Written request:
Report all lines holding "private".
━━━━━━━━━━
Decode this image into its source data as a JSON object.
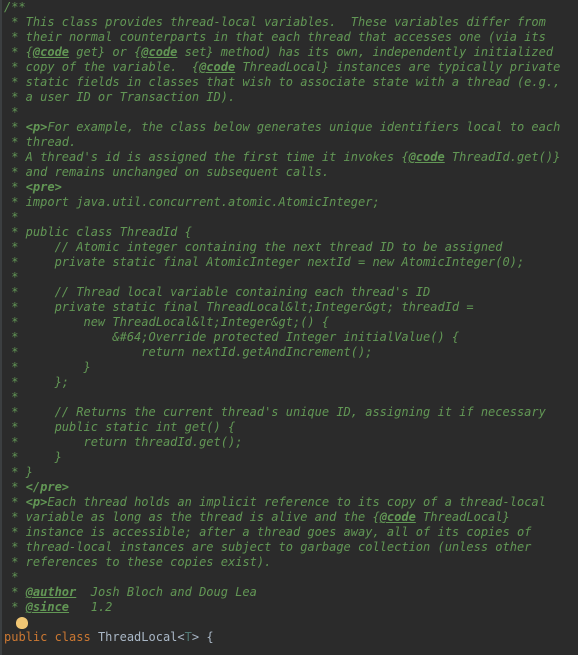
{
  "doc": {
    "l0": "/**",
    "l1": " * This class provides thread-local variables.  These variables differ from",
    "l2": " * their normal counterparts in that each thread that accesses one (via its",
    "l3a": " * {",
    "l3b": " get} or {",
    "l3c": " set} method) has its own, independently initialized",
    "l4a": " * copy of the variable.  {",
    "l4b": " ThreadLocal} instances are typically private",
    "l5": " * static fields in classes that wish to associate state with a thread (e.g.,",
    "l6": " * a user ID or Transaction ID).",
    "l7": " *",
    "l8a": " * ",
    "l8b": "For example, the class below generates unique identifiers local to each",
    "l9": " * thread.",
    "l10a": " * A thread's id is assigned the first time it invokes {",
    "l10b": " ThreadId.get()}",
    "l11": " * and remains unchanged on subsequent calls.",
    "l12a": " * ",
    "l13": " * import java.util.concurrent.atomic.AtomicInteger;",
    "l14": " *",
    "l15": " * public class ThreadId {",
    "l16": " *     // Atomic integer containing the next thread ID to be assigned",
    "l17": " *     private static final AtomicInteger nextId = new AtomicInteger(0);",
    "l18": " *",
    "l19": " *     // Thread local variable containing each thread's ID",
    "l20": " *     private static final ThreadLocal&lt;Integer&gt; threadId =",
    "l21": " *         new ThreadLocal&lt;Integer&gt;() {",
    "l22": " *             &#64;Override protected Integer initialValue() {",
    "l23": " *                 return nextId.getAndIncrement();",
    "l24": " *         }",
    "l25": " *     };",
    "l26": " *",
    "l27": " *     // Returns the current thread's unique ID, assigning it if necessary",
    "l28": " *     public static int get() {",
    "l29": " *         return threadId.get();",
    "l30": " *     }",
    "l31": " * }",
    "l32a": " * ",
    "l33a": " * ",
    "l33b": "Each thread holds an implicit reference to its copy of a thread-local",
    "l34a": " * variable as long as the thread is alive and the {",
    "l34b": " ThreadLocal}",
    "l35": " * instance is accessible; after a thread goes away, all of its copies of",
    "l36": " * thread-local instances are subject to garbage collection (unless other",
    "l37": " * references to these copies exist).",
    "l38": " *",
    "l39a": " * ",
    "l39b": "  Josh Bloch and Doug Lea",
    "l40a": " * ",
    "l40b": "   1.2",
    "tag_code": "@code",
    "tag_p": "<p>",
    "tag_pre": "<pre>",
    "tag_pre_close": "</pre>",
    "tag_author": "@author",
    "tag_since": "@since"
  },
  "code": {
    "kw_public": "public ",
    "kw_class": "class ",
    "cls_name": "ThreadLocal",
    "gen_open": "<",
    "gen_t": "T",
    "gen_close": "> ",
    "brace": "{"
  }
}
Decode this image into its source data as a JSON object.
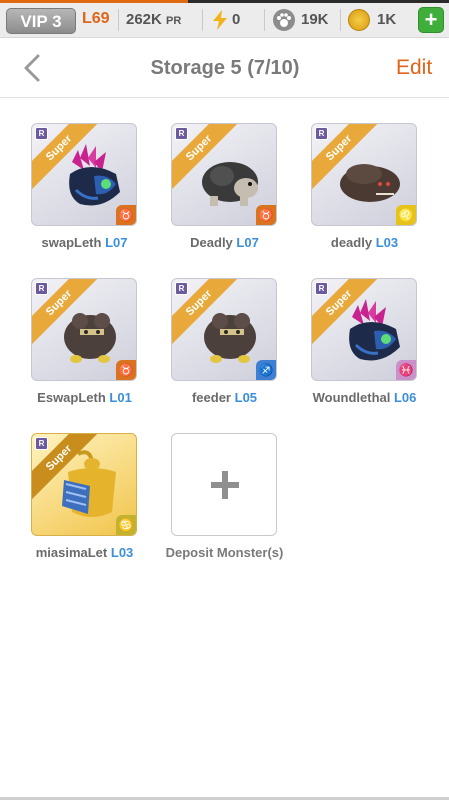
{
  "status_bar": {
    "vip": "VIP 3",
    "level": "L69",
    "power": "262K",
    "power_unit": "PR",
    "energy": "0",
    "food": "19K",
    "gold": "1K",
    "add": "+",
    "colors": {
      "accent": "#e0641a",
      "add_button": "#3fae3a"
    },
    "icons": [
      "lightning-icon",
      "paw-icon",
      "coin-icon",
      "plus-icon"
    ]
  },
  "header": {
    "title": "Storage 5 (7/10)",
    "edit_label": "Edit",
    "back_icon": "chevron-left-icon"
  },
  "monsters": [
    {
      "rarity_badge": "R",
      "tier": "Super",
      "name": "swapLeth",
      "level": "L07",
      "element_icon": "taurus-icon",
      "element_glyph": "♉"
    },
    {
      "rarity_badge": "R",
      "tier": "Super",
      "name": "Deadly",
      "level": "L07",
      "element_icon": "taurus-icon",
      "element_glyph": "♉"
    },
    {
      "rarity_badge": "R",
      "tier": "Super",
      "name": "deadly",
      "level": "L03",
      "element_icon": "leo-icon",
      "element_glyph": "♌"
    },
    {
      "rarity_badge": "R",
      "tier": "Super",
      "name": "EswapLeth",
      "level": "L01",
      "element_icon": "taurus-icon",
      "element_glyph": "♉"
    },
    {
      "rarity_badge": "R",
      "tier": "Super",
      "name": "feeder",
      "level": "L05",
      "element_icon": "sagittarius-icon",
      "element_glyph": "♐"
    },
    {
      "rarity_badge": "R",
      "tier": "Super",
      "name": "Woundlethal",
      "level": "L06",
      "element_icon": "pisces-icon",
      "element_glyph": "♓"
    },
    {
      "rarity_badge": "R",
      "tier": "Super",
      "name": "miasimaLet",
      "level": "L03",
      "element_icon": "cancer-icon",
      "element_glyph": "♋"
    }
  ],
  "deposit": {
    "label": "Deposit Monster(s)",
    "icon": "plus-icon"
  }
}
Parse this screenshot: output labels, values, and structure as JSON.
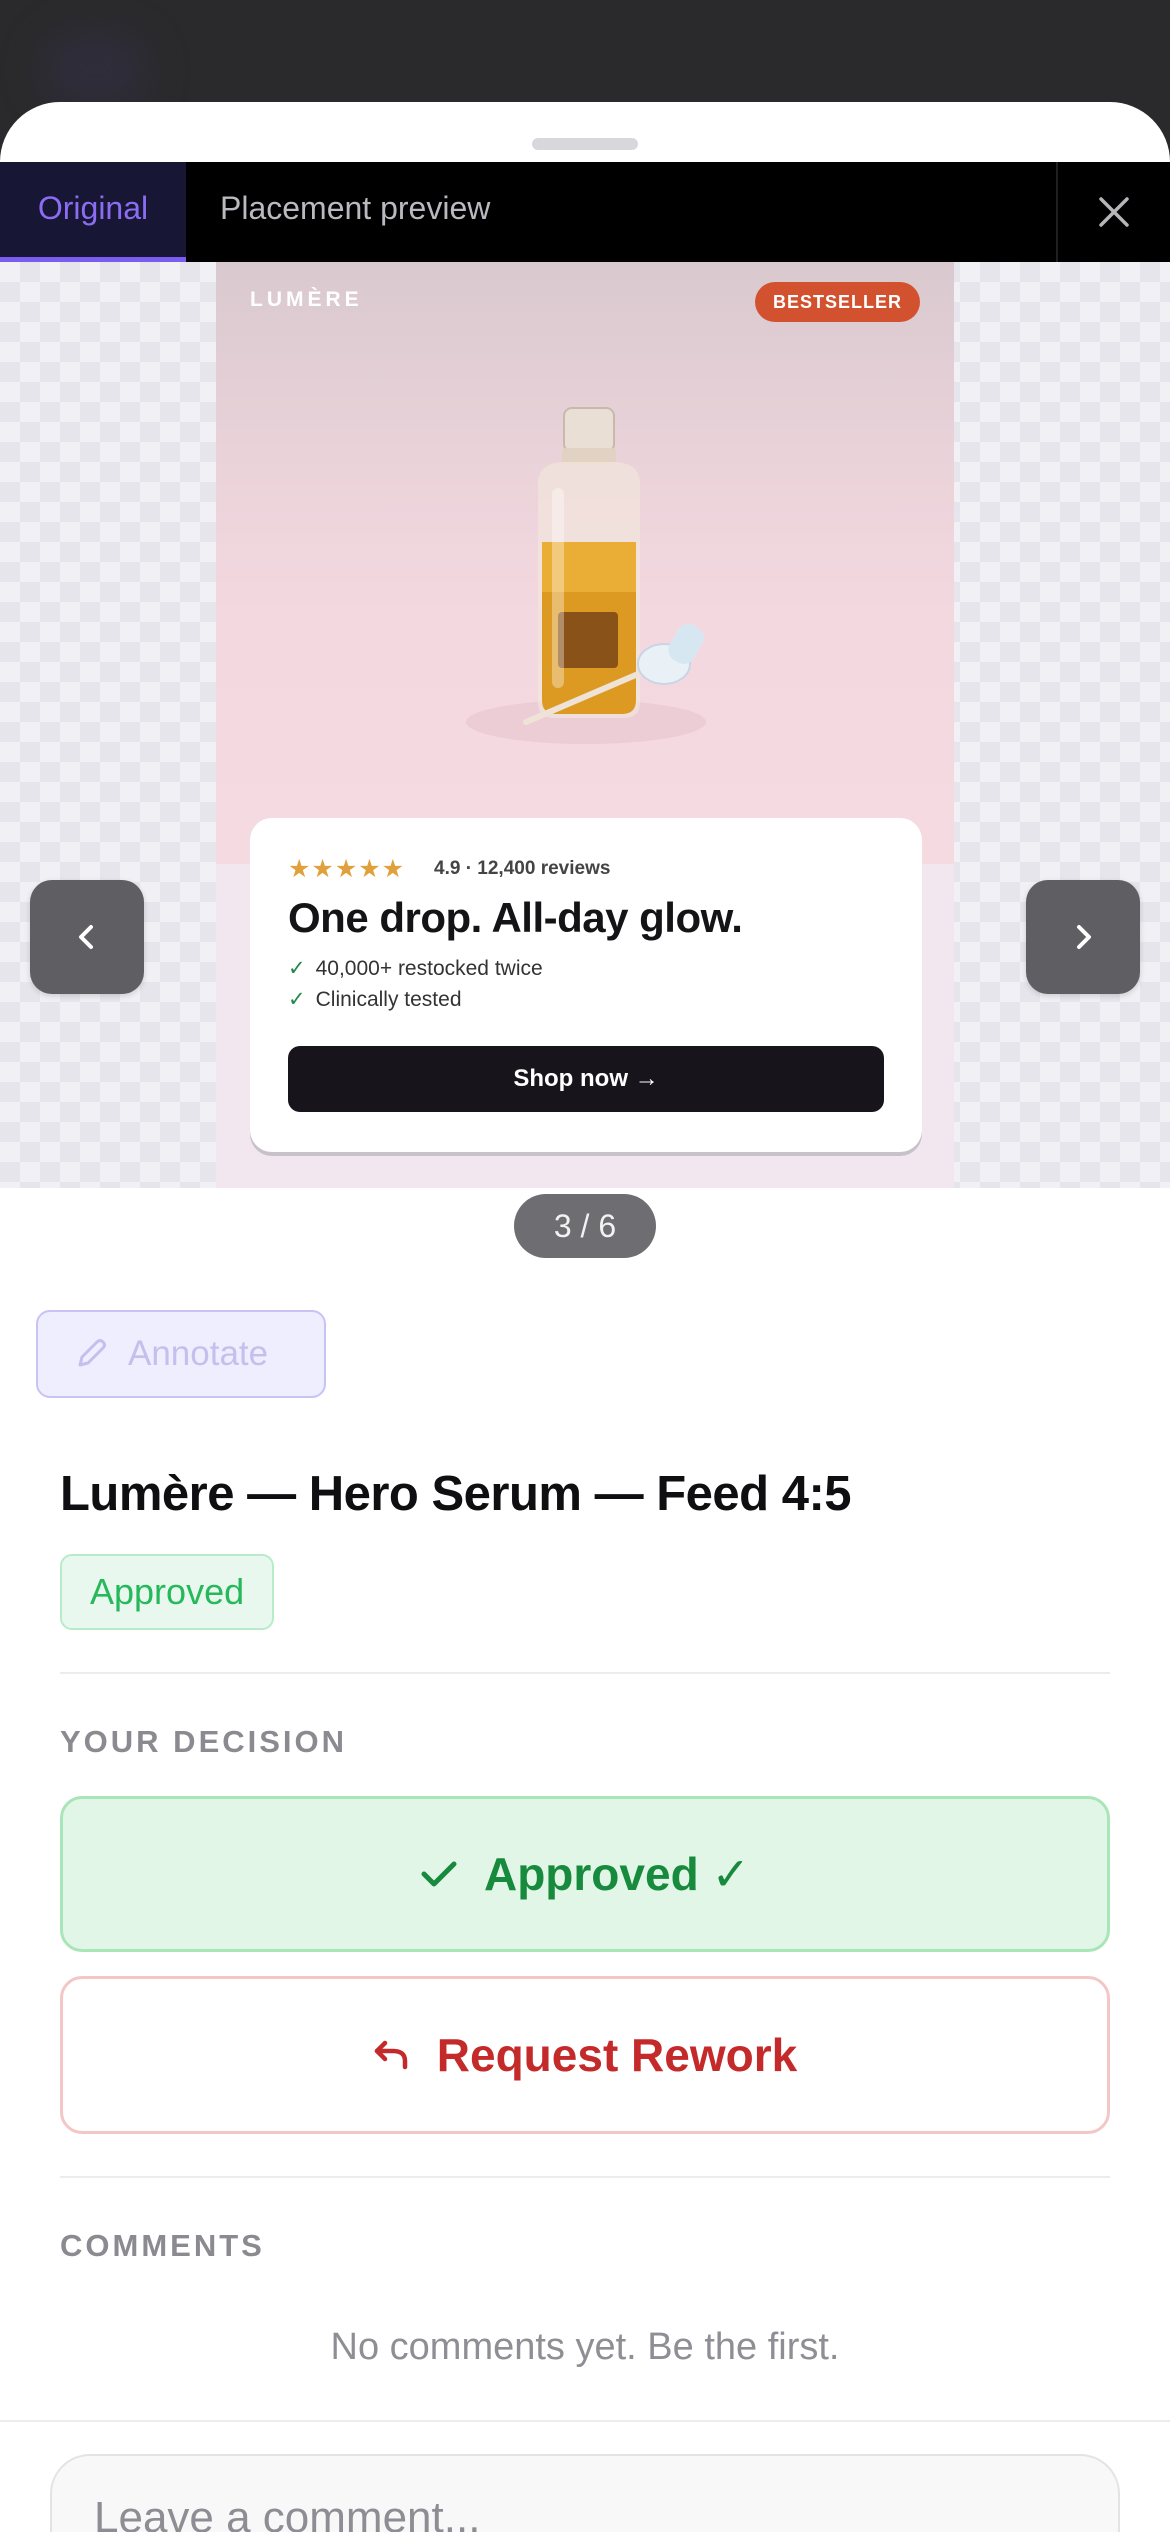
{
  "tabs": {
    "original": "Original",
    "placement": "Placement preview"
  },
  "ad": {
    "brand": "LUMÈRE",
    "badge": "BESTSELLER",
    "stars": "★★★★★",
    "rating": "4.9 · 12,400 reviews",
    "headline": "One drop. All-day glow.",
    "bullets": [
      "40,000+ restocked twice",
      "Clinically tested"
    ],
    "bullet_mark": "✓",
    "cta": "Shop now →"
  },
  "pager": "3 / 6",
  "annotate_label": "Annotate",
  "asset": {
    "title": "Lumère — Hero Serum — Feed 4:5",
    "status": "Approved"
  },
  "decision": {
    "label": "YOUR DECISION",
    "approve": "Approved ✓",
    "rework": "Request Rework"
  },
  "comments": {
    "label": "COMMENTS",
    "empty": "No comments yet. Be the first.",
    "placeholder": "Leave a comment...",
    "value": ""
  },
  "colors": {
    "accent": "#7a5cf0",
    "approved": "#188a3e",
    "rework": "#c42a2a",
    "badge": "#d2522f"
  }
}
━━━━━━━━━━
Exercise output:
    "l4b": " ThreadLocal} instances are typically private",
    "l17": " *     private static final AtomicInteger nextId = new AtomicInteger(0);",
    "l20": " *     private static final ThreadLocal&lt;Integer&gt; threadId =",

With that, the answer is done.